#### What to produce
Please reproduce every record, keeping each one exactly as written.

Figure dataset records:
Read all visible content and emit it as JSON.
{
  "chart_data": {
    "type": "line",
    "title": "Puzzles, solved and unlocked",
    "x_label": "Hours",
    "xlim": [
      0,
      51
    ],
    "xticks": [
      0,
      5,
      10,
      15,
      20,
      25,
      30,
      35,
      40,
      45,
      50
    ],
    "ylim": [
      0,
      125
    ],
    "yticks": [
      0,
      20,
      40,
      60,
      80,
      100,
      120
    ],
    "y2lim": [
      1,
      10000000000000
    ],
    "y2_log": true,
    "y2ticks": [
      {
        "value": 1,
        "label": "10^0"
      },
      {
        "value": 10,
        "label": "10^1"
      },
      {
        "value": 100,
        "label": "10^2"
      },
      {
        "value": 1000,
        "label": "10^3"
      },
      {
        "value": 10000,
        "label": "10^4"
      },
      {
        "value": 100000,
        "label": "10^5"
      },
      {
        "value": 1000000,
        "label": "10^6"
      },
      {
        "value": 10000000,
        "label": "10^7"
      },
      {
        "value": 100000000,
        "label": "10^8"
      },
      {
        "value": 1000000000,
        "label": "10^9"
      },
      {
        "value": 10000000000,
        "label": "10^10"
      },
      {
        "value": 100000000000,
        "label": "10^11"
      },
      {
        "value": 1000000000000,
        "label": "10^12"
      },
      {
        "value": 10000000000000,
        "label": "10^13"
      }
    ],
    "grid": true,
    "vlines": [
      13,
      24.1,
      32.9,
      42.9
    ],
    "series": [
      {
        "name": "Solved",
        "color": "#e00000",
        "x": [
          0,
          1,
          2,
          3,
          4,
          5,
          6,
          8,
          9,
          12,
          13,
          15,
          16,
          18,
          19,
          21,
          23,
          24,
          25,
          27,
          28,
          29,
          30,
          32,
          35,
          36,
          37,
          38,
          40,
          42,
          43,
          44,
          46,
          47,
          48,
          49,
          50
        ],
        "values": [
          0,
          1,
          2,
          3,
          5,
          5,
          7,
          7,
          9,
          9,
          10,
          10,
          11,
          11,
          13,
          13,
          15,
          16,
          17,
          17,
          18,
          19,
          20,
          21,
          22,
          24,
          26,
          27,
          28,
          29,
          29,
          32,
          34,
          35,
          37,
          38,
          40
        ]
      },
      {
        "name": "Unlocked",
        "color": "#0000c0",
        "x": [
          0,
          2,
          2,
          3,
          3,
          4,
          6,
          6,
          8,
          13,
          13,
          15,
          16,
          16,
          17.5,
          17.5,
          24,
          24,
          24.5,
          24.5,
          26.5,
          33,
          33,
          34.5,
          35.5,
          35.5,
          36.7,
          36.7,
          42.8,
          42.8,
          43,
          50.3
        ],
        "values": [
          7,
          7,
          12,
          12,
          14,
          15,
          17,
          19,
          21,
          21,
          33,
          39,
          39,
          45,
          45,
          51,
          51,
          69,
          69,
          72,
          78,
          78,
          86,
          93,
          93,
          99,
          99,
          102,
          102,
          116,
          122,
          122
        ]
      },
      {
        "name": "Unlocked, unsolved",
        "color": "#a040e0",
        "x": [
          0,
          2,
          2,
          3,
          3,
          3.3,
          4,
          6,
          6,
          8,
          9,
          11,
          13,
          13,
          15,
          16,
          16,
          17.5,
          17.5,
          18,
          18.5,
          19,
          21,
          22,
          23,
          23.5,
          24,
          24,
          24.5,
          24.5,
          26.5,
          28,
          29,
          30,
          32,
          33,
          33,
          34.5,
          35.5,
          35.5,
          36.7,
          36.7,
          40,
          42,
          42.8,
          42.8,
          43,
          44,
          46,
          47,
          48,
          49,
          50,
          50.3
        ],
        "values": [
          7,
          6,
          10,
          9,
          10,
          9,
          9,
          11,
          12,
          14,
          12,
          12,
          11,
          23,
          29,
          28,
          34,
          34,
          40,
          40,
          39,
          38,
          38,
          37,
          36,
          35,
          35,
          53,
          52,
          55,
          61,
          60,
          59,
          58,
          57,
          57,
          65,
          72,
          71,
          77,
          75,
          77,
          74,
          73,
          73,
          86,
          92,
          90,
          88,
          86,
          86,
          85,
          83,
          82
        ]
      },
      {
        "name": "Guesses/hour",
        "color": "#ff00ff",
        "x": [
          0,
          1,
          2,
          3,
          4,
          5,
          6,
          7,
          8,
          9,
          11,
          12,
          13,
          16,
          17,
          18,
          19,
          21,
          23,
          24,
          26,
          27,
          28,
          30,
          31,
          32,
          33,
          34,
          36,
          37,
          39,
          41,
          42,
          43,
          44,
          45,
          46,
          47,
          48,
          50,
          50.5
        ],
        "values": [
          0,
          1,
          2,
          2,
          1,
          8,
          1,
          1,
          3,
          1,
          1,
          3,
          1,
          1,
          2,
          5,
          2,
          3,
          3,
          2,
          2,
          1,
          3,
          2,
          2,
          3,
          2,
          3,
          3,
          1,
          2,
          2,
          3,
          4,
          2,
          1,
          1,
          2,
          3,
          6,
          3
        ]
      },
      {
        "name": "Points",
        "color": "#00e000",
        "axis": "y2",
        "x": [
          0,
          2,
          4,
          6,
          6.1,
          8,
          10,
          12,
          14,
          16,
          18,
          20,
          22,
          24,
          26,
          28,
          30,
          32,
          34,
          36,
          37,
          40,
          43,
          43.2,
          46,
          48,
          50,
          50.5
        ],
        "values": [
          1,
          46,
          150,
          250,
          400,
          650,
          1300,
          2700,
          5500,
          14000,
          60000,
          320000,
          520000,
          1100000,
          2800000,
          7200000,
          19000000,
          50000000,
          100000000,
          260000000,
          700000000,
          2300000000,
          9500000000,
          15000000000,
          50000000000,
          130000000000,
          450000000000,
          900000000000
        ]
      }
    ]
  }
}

#### Solution below
Read all visible content and emit it as JSON.
{
  "chart_data": {
    "type": "line",
    "title": "Puzzles, solved and unlocked",
    "x_label": "Hours",
    "xlim": [
      0,
      51
    ],
    "xticks": [
      0,
      5,
      10,
      15,
      20,
      25,
      30,
      35,
      40,
      45,
      50
    ],
    "ylim": [
      0,
      125
    ],
    "yticks": [
      0,
      20,
      40,
      60,
      80,
      100,
      120
    ],
    "y2lim": [
      1,
      10000000000000
    ],
    "y2_log": true,
    "y2ticks": [
      {
        "value": 1,
        "label": "10^0"
      },
      {
        "value": 10,
        "label": "10^1"
      },
      {
        "value": 100,
        "label": "10^2"
      },
      {
        "value": 1000,
        "label": "10^3"
      },
      {
        "value": 10000,
        "label": "10^4"
      },
      {
        "value": 100000,
        "label": "10^5"
      },
      {
        "value": 1000000,
        "label": "10^6"
      },
      {
        "value": 10000000,
        "label": "10^7"
      },
      {
        "value": 100000000,
        "label": "10^8"
      },
      {
        "value": 1000000000,
        "label": "10^9"
      },
      {
        "value": 10000000000,
        "label": "10^10"
      },
      {
        "value": 100000000000,
        "label": "10^11"
      },
      {
        "value": 1000000000000,
        "label": "10^12"
      },
      {
        "value": 10000000000000,
        "label": "10^13"
      }
    ],
    "grid": true,
    "vlines": [
      13,
      24.1,
      32.9,
      42.9
    ],
    "series": [
      {
        "name": "Solved",
        "color": "#e00000",
        "x": [
          0,
          1,
          2,
          3,
          4,
          5,
          6,
          8,
          9,
          12,
          13,
          15,
          16,
          18,
          19,
          21,
          23,
          24,
          25,
          27,
          28,
          29,
          30,
          32,
          35,
          36,
          37,
          38,
          40,
          42,
          43,
          44,
          46,
          47,
          48,
          49,
          50
        ],
        "values": [
          0,
          1,
          2,
          3,
          5,
          5,
          7,
          7,
          9,
          9,
          10,
          10,
          11,
          11,
          13,
          13,
          15,
          16,
          17,
          17,
          18,
          19,
          20,
          21,
          22,
          24,
          26,
          27,
          28,
          29,
          29,
          32,
          34,
          35,
          37,
          38,
          40
        ]
      },
      {
        "name": "Unlocked",
        "color": "#0000c0",
        "x": [
          0,
          2,
          2,
          3,
          3,
          4,
          6,
          6,
          8,
          13,
          13,
          15,
          16,
          16,
          17.5,
          17.5,
          24,
          24,
          24.5,
          24.5,
          26.5,
          33,
          33,
          34.5,
          35.5,
          35.5,
          36.7,
          36.7,
          42.8,
          42.8,
          43,
          50.3
        ],
        "values": [
          7,
          7,
          12,
          12,
          14,
          15,
          17,
          19,
          21,
          21,
          33,
          39,
          39,
          45,
          45,
          51,
          51,
          69,
          69,
          72,
          78,
          78,
          86,
          93,
          93,
          99,
          99,
          102,
          102,
          116,
          122,
          122
        ]
      },
      {
        "name": "Unlocked, unsolved",
        "color": "#a040e0",
        "x": [
          0,
          2,
          2,
          3,
          3,
          3.3,
          4,
          6,
          6,
          8,
          9,
          11,
          13,
          13,
          15,
          16,
          16,
          17.5,
          17.5,
          18,
          18.5,
          19,
          21,
          22,
          23,
          23.5,
          24,
          24,
          24.5,
          24.5,
          26.5,
          28,
          29,
          30,
          32,
          33,
          33,
          34.5,
          35.5,
          35.5,
          36.7,
          36.7,
          40,
          42,
          42.8,
          42.8,
          43,
          44,
          46,
          47,
          48,
          49,
          50,
          50.3
        ],
        "values": [
          7,
          6,
          10,
          9,
          10,
          9,
          9,
          11,
          12,
          14,
          12,
          12,
          11,
          23,
          29,
          28,
          34,
          34,
          40,
          40,
          39,
          38,
          38,
          37,
          36,
          35,
          35,
          53,
          52,
          55,
          61,
          60,
          59,
          58,
          57,
          57,
          65,
          72,
          71,
          77,
          75,
          77,
          74,
          73,
          73,
          86,
          92,
          90,
          88,
          86,
          86,
          85,
          83,
          82
        ]
      },
      {
        "name": "Guesses/hour",
        "color": "#ff00ff",
        "x": [
          0,
          1,
          2,
          3,
          4,
          5,
          6,
          7,
          8,
          9,
          11,
          12,
          13,
          16,
          17,
          18,
          19,
          21,
          23,
          24,
          26,
          27,
          28,
          30,
          31,
          32,
          33,
          34,
          36,
          37,
          39,
          41,
          42,
          43,
          44,
          45,
          46,
          47,
          48,
          50,
          50.5
        ],
        "values": [
          0,
          1,
          2,
          2,
          1,
          8,
          1,
          1,
          3,
          1,
          1,
          3,
          1,
          1,
          2,
          5,
          2,
          3,
          3,
          2,
          2,
          1,
          3,
          2,
          2,
          3,
          2,
          3,
          3,
          1,
          2,
          2,
          3,
          4,
          2,
          1,
          1,
          2,
          3,
          6,
          3
        ]
      },
      {
        "name": "Points",
        "color": "#00e000",
        "axis": "y2",
        "x": [
          0,
          2,
          4,
          6,
          6.1,
          8,
          10,
          12,
          14,
          16,
          18,
          20,
          22,
          24,
          26,
          28,
          30,
          32,
          34,
          36,
          37,
          40,
          43,
          43.2,
          46,
          48,
          50,
          50.5
        ],
        "values": [
          1,
          46,
          150,
          250,
          400,
          650,
          1300,
          2700,
          5500,
          14000,
          60000,
          320000,
          520000,
          1100000,
          2800000,
          7200000,
          19000000,
          50000000,
          100000000,
          260000000,
          700000000,
          2300000000,
          9500000000,
          15000000000,
          50000000000,
          130000000000,
          450000000000,
          900000000000
        ]
      }
    ]
  }
}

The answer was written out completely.